**Exercise**
Count the lines in the entries below that contain the string "TAKÉ", where case must match. Reply with the number only.

(Layout element annotations)
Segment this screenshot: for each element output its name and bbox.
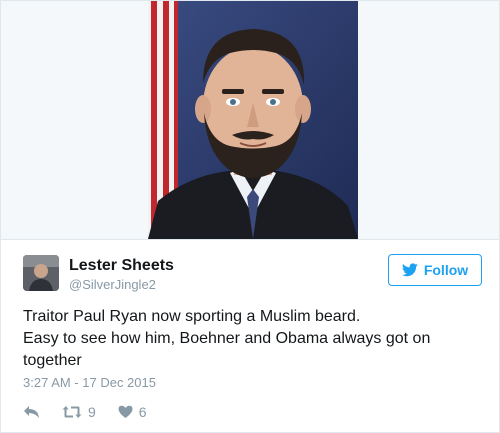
retweet-icon xyxy=(62,406,82,418)
twitter-bird-icon xyxy=(401,263,418,277)
portrait-image xyxy=(148,1,358,239)
tweet-timestamp[interactable]: 3:27 AM - 17 Dec 2015 xyxy=(23,375,156,390)
media-divider xyxy=(1,239,499,240)
avatar[interactable] xyxy=(23,255,59,291)
tweet-text-line: Traitor Paul Ryan now sporting a Muslim … xyxy=(23,308,361,325)
retweet-button[interactable]: 9 xyxy=(62,404,96,420)
follow-button[interactable]: Follow xyxy=(388,254,482,286)
author-handle[interactable]: @SilverJingle2 xyxy=(69,277,156,292)
heart-icon xyxy=(118,405,133,418)
like-button[interactable]: 6 xyxy=(118,404,147,420)
tweet-photo[interactable] xyxy=(148,1,358,239)
author-name[interactable]: Lester Sheets xyxy=(69,257,174,275)
reply-button[interactable] xyxy=(23,405,40,419)
tweet-text: Traitor Paul Ryan now sporting a Muslim … xyxy=(23,306,483,372)
tweet-actions: 9 6 xyxy=(23,402,147,422)
reply-icon xyxy=(24,406,39,418)
tweet-card: Lester Sheets @SilverJingle2 Follow Trai… xyxy=(0,0,500,433)
tweet-text-line: Easy to see how him, Boehner and Obama a… xyxy=(23,330,431,347)
tweet-media[interactable] xyxy=(1,1,499,239)
avatar-image xyxy=(23,255,59,291)
follow-label: Follow xyxy=(423,262,469,278)
like-count: 6 xyxy=(138,404,147,420)
tweet-text-line: together xyxy=(23,352,82,369)
retweet-count: 9 xyxy=(88,404,96,420)
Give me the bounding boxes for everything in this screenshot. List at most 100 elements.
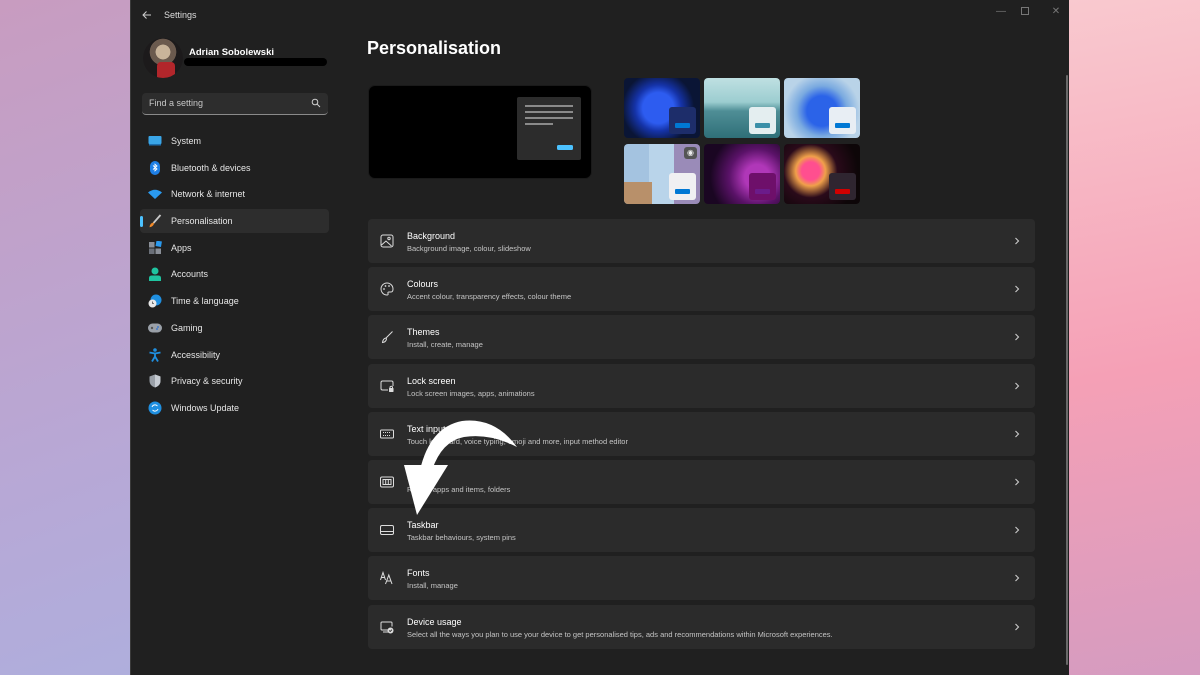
paintbrush-icon: [148, 214, 162, 228]
row-colours[interactable]: Colours Accent colour, transparency effe…: [368, 267, 1035, 312]
monitor-icon: [148, 134, 162, 148]
avatar[interactable]: [143, 38, 183, 78]
row-background[interactable]: Background Background image, colour, sli…: [368, 219, 1035, 263]
row-title: Text input: [407, 423, 446, 434]
row-subtitle: Touch keyboard, voice typing, emoji and …: [407, 436, 628, 446]
chevron-right-icon: [1015, 285, 1020, 293]
keyboard-icon: [380, 429, 394, 439]
person-icon: [148, 267, 162, 282]
sidebar-item-windows-update[interactable]: Windows Update: [140, 396, 329, 420]
search-box[interactable]: [142, 93, 328, 115]
scrollbar[interactable]: [1066, 75, 1068, 665]
sidebar-item-time-language[interactable]: Time & language: [140, 289, 329, 313]
sidebar-item-label: Personalisation: [171, 216, 233, 227]
title-bar: Settings — ✕: [131, 0, 1069, 32]
row-taskbar[interactable]: Taskbar Taskbar behaviours, system pins: [368, 508, 1035, 553]
email-redaction: [184, 58, 327, 66]
lock-screen-icon: [380, 380, 394, 392]
sidebar-item-bluetooth[interactable]: Bluetooth & devices: [140, 156, 329, 180]
theme-thumbnail[interactable]: [704, 144, 780, 204]
sidebar-nav: System Bluetooth & devices Network & int…: [140, 129, 329, 423]
search-input[interactable]: [142, 93, 292, 113]
row-title: Fonts: [407, 568, 430, 579]
row-title: Background: [407, 231, 456, 241]
preview-line: [525, 105, 573, 107]
theme-tile: [829, 173, 856, 200]
row-subtitle: Taskbar behaviours, system pins: [407, 533, 516, 543]
refresh-icon: [148, 401, 162, 415]
row-device-usage[interactable]: Device usage Select all the ways you pla…: [368, 604, 1035, 649]
sidebar-item-accounts[interactable]: Accounts: [140, 262, 329, 286]
row-title: Taskbar: [407, 520, 439, 531]
gamepad-icon: [148, 321, 162, 335]
chevron-right-icon: [1015, 623, 1020, 630]
sidebar-item-gaming[interactable]: Gaming: [140, 316, 329, 340]
palette-icon: [380, 282, 394, 296]
app-title: Settings: [164, 10, 197, 20]
row-title: Lock screen: [407, 375, 456, 386]
wifi-icon: [148, 187, 162, 201]
theme-gallery: ◉: [624, 78, 861, 205]
theme-thumbnail[interactable]: [704, 78, 780, 138]
apps-icon: [148, 241, 162, 255]
row-themes[interactable]: Themes Install, create, manage: [368, 315, 1035, 360]
row-fonts[interactable]: Fonts Install, manage: [368, 556, 1035, 601]
sidebar-item-label: Accessibility: [171, 349, 221, 360]
chevron-right-icon: [1015, 526, 1020, 534]
sidebar-item-label: System: [171, 136, 202, 146]
theme-thumbnail[interactable]: [784, 144, 860, 204]
row-start[interactable]: Start Recent apps and items, folders: [368, 459, 1035, 504]
page-title: Personalisation: [367, 38, 502, 58]
chevron-right-icon: [1015, 382, 1020, 389]
search-icon[interactable]: [311, 98, 321, 108]
theme-thumbnail[interactable]: ◉: [624, 144, 700, 204]
sidebar-item-label: Bluetooth & devices: [171, 162, 251, 173]
taskbar-icon: [380, 525, 394, 536]
row-subtitle: Lock screen images, apps, animations: [407, 388, 535, 398]
settings-window: Settings — ✕ Adrian Sobolewski System Bl…: [130, 0, 1069, 675]
sidebar-item-personalisation[interactable]: Personalisation: [140, 209, 329, 234]
sidebar-item-network[interactable]: Network & internet: [140, 182, 329, 206]
sidebar-item-label: Network & internet: [171, 189, 246, 200]
row-title: Themes: [407, 327, 440, 338]
back-button[interactable]: [139, 8, 155, 24]
user-name: Adrian Sobolewski: [189, 47, 274, 58]
shield-icon: [148, 374, 162, 388]
camera-icon: ◉: [684, 147, 697, 159]
sidebar-item-apps[interactable]: Apps: [140, 236, 329, 260]
sidebar-item-accessibility[interactable]: Accessibility: [140, 343, 329, 367]
globe-clock-icon: [148, 294, 162, 308]
accessibility-icon: [148, 347, 162, 362]
chevron-right-icon: [1015, 574, 1020, 582]
close-button[interactable]: ✕: [1042, 4, 1070, 20]
preview-line: [525, 117, 573, 119]
theme-thumbnail[interactable]: [624, 78, 700, 138]
preview-window: [517, 97, 581, 160]
preview-line: [525, 123, 553, 125]
sidebar-item-label: Time & language: [171, 296, 239, 307]
brush-icon: [381, 331, 393, 344]
chevron-right-icon: [1015, 237, 1020, 245]
sidebar-item-label: Gaming: [171, 322, 203, 333]
sidebar-item-system[interactable]: System: [140, 129, 329, 153]
theme-thumbnail[interactable]: [784, 78, 860, 138]
row-lock-screen[interactable]: Lock screen Lock screen images, apps, an…: [368, 363, 1035, 408]
image-icon: [380, 234, 394, 248]
sidebar-item-privacy-security[interactable]: Privacy & security: [140, 369, 329, 393]
row-subtitle: Install, manage: [407, 581, 458, 591]
row-subtitle: Select all the ways you plan to use your…: [407, 629, 833, 639]
arrow-left-icon: [142, 11, 151, 19]
row-title: Start: [407, 471, 427, 482]
theme-tile: [829, 107, 856, 134]
sidebar-item-label: Privacy & security: [171, 376, 243, 387]
preview-accent-button: [557, 145, 573, 150]
maximize-button[interactable]: [1011, 4, 1039, 20]
row-text-input[interactable]: Text input Touch keyboard, voice typing,…: [368, 411, 1035, 456]
desktop-wallpaper-right: [1069, 0, 1200, 675]
sidebar-item-label: Accounts: [171, 269, 209, 280]
theme-tile: [749, 107, 776, 134]
row-title: Device usage: [407, 616, 462, 627]
theme-tile: [669, 173, 696, 200]
maximize-icon: [1021, 7, 1029, 16]
sidebar-item-label: Apps: [171, 242, 192, 253]
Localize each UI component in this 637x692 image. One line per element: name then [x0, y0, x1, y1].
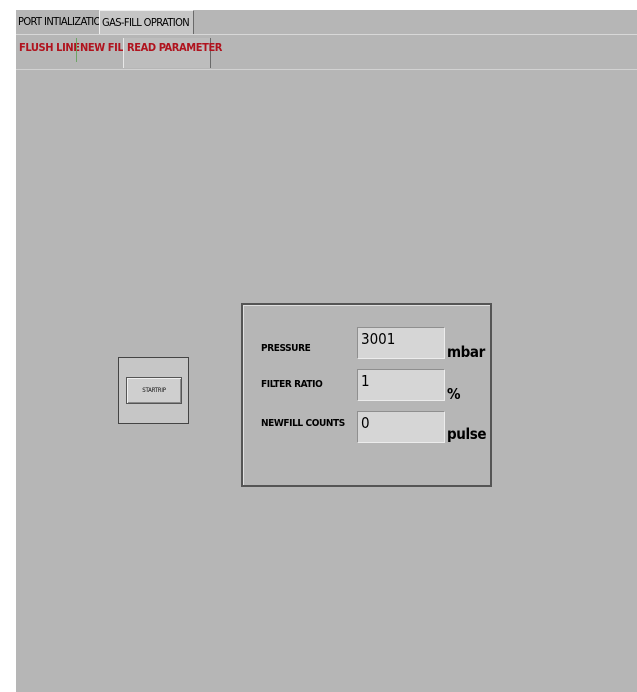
newfill-counts-field[interactable]: 0 [357, 411, 445, 443]
parameter-panel: PRESSURE 3001 mbar FILTER RATIO 1 % NEWF… [241, 303, 492, 487]
newfill-counts-unit: pulse [447, 425, 487, 443]
start-trip-button-frame: STARTRIP [118, 357, 189, 424]
tab-read-parameter[interactable]: READ PARAMETER [123, 38, 222, 68]
pressure-field[interactable]: 3001 [357, 327, 445, 359]
filter-ratio-field[interactable]: 1 [357, 369, 445, 401]
filter-ratio-label: FILTER RATIO [261, 379, 323, 390]
filter-ratio-unit: % [447, 385, 461, 403]
start-trip-button[interactable]: STARTRIP [126, 377, 182, 404]
app-window: PORT INTIALIZATION GAS-FILL OPRATION FLU… [16, 10, 637, 692]
tab-flush-line[interactable]: FLUSH LINE [16, 38, 80, 62]
pressure-label: PRESSURE [261, 343, 311, 354]
newfill-counts-label: NEWFILL COUNTS [261, 418, 345, 429]
sub-tab-bar: FLUSH LINE NEW FILL READ PARAMETER [16, 36, 637, 70]
tab-new-fill[interactable]: NEW FILL [76, 38, 130, 62]
pressure-unit: mbar [447, 343, 485, 361]
tab-port-initialization[interactable]: PORT INTIALIZATION [16, 10, 108, 34]
main-tab-bar: PORT INTIALIZATION GAS-FILL OPRATION [16, 10, 637, 35]
tab-gas-fill-operation[interactable]: GAS-FILL OPRATION [99, 10, 194, 34]
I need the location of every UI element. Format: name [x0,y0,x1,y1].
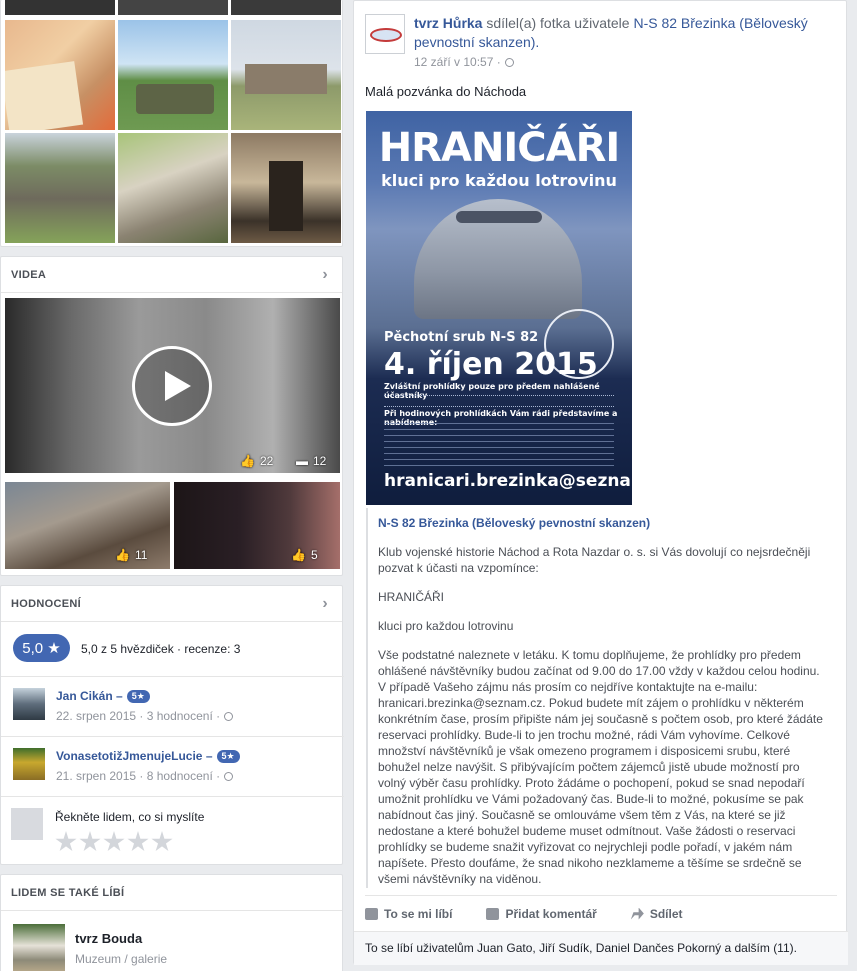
video-like-count: 👍 5 [291,548,318,562]
photo-thumb[interactable] [118,20,228,130]
review-meta: 22. srpen 2015 · 3 hodnocení · [56,709,234,723]
star-icon[interactable] [55,831,77,852]
photo-thumb[interactable] [5,133,115,243]
shared-post-body: Klub vojenské historie Náchod a Rota Naz… [378,545,823,886]
photo-thumb[interactable] [231,0,341,15]
review-item: Jan Cikán – 5★ 22. srpen 2015 · 3 hodnoc… [1,676,344,736]
like-button[interactable]: To se mi líbí [365,907,452,921]
ratings-section: HODNOCENÍ › 5,0 ★ 5,0 z 5 hvězdiček · re… [0,585,344,866]
post-card: tvrz Hůrka sdílel(a) fotka uživatele N-S… [353,0,848,965]
star-rating-input[interactable] [55,831,175,856]
post-text: Malá pozvánka do Náchoda [365,84,527,99]
review-meta: 21. srpen 2015 · 8 hodnocení · [56,769,234,783]
video-thumb-main[interactable]: 👍 22 ▬ 12 [5,298,340,473]
videos-section: VIDEA › 👍 22 ▬ 12 👍 11 👍 5 [0,256,343,576]
reviewer-name[interactable]: VonasetotižJmenujeLucie – 5★ [56,749,240,763]
photo-thumb[interactable] [118,133,228,243]
shared-page-link[interactable]: N-S 82 Březinka [633,15,735,31]
photo-thumb[interactable] [5,20,115,130]
post-actions: To se mi líbí Přidat komentář Sdílet [365,895,837,931]
poster-title: HRANIČÁŘI [378,125,621,171]
avatar[interactable] [13,748,45,780]
section-title: VIDEA [11,268,47,281]
photo-thumb[interactable] [118,0,228,15]
thumbs-up-icon [365,907,378,920]
globe-icon [224,772,234,781]
review-prompt: Řekněte lidem, co si myslíte [55,810,205,824]
video-like-count: 👍 11 [115,548,148,562]
write-review: Řekněte lidem, co si myslíte [1,796,344,866]
avatar [11,808,43,840]
video-thumb[interactable]: 👍 5 [174,482,340,569]
rating-badge: 5,0 ★ [13,634,70,662]
poster-date: 4. říjen 2015 [384,347,598,382]
shared-post: N-S 82 Březinka (Běloveský pevnostní ska… [366,508,836,888]
photo-thumb[interactable] [231,133,341,243]
chevron-right-icon[interactable]: › [318,266,332,283]
video-like-count: 👍 22 [240,454,274,468]
globe-icon [504,58,514,67]
page-name[interactable]: tvrz Bouda [75,931,142,946]
like-icon: 👍 [291,548,306,562]
star-pill: 5★ [216,749,240,763]
star-icon[interactable] [151,831,173,852]
share-button[interactable]: Sdílet [630,907,683,921]
review-item: VonasetotižJmenujeLucie – 5★ 21. srpen 2… [1,736,344,796]
star-pill: 5★ [126,689,150,703]
also-liked-section: LIDEM SE TAKÉ LÍBÍ tvrz Bouda Muzeum / g… [0,874,343,971]
videos-header[interactable]: VIDEA › [1,257,342,293]
comment-button[interactable]: Přidat komentář [486,907,597,921]
star-icon[interactable] [79,831,101,852]
also-liked-header: LIDEM SE TAKÉ LÍBÍ [1,875,342,911]
star-icon[interactable] [127,831,149,852]
chevron-right-icon[interactable]: › [318,595,332,612]
photo-grid [0,0,343,247]
post-author[interactable]: tvrz Hůrka [414,15,482,31]
photo-thumb[interactable] [231,20,341,130]
globe-icon [224,712,234,721]
post-header: tvrz Hůrka sdílel(a) fotka uživatele N-S… [414,15,808,50]
play-icon[interactable] [132,346,212,426]
photo-thumb[interactable] [5,0,115,15]
shared-page-name[interactable]: N-S 82 Březinka (Běloveský pevnostní ska… [378,516,650,530]
rating-summary: 5,0 z 5 hvězdiček · recenze: 3 [81,642,241,656]
poster-image[interactable]: HRANIČÁŘI kluci pro každou lotrovinu Pěc… [366,111,632,505]
video-thumb[interactable]: 👍 11 [5,482,170,569]
comment-icon: ▬ [296,454,308,468]
page-category: Muzeum / galerie [75,952,168,966]
comment-icon [486,907,500,920]
page-logo[interactable] [365,14,405,54]
section-title: HODNOCENÍ [11,597,81,610]
poster-subtitle: kluci pro každou lotrovinu [381,171,617,190]
likes-summary[interactable]: To se líbí uživatelům Juan Gato, Jiří Su… [354,931,848,965]
page-thumb[interactable] [13,924,65,971]
share-arrow-icon [630,907,644,920]
poster-email: hranicari.brezinka@seznam.cz [384,471,632,491]
video-comment-count: ▬ 12 [296,454,327,468]
avatar[interactable] [13,688,45,720]
section-title: LIDEM SE TAKÉ LÍBÍ [11,886,125,899]
poster-line: Pěchotní srub N-S 82 [384,330,539,345]
post-timestamp[interactable]: 12 září v 10:57 · [414,55,514,69]
like-icon: 👍 [115,548,130,562]
like-icon: 👍 [240,454,255,468]
reviewer-name[interactable]: Jan Cikán – 5★ [56,689,150,703]
ratings-header[interactable]: HODNOCENÍ › [1,586,342,622]
star-icon[interactable] [103,831,125,852]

**Result for this task**
3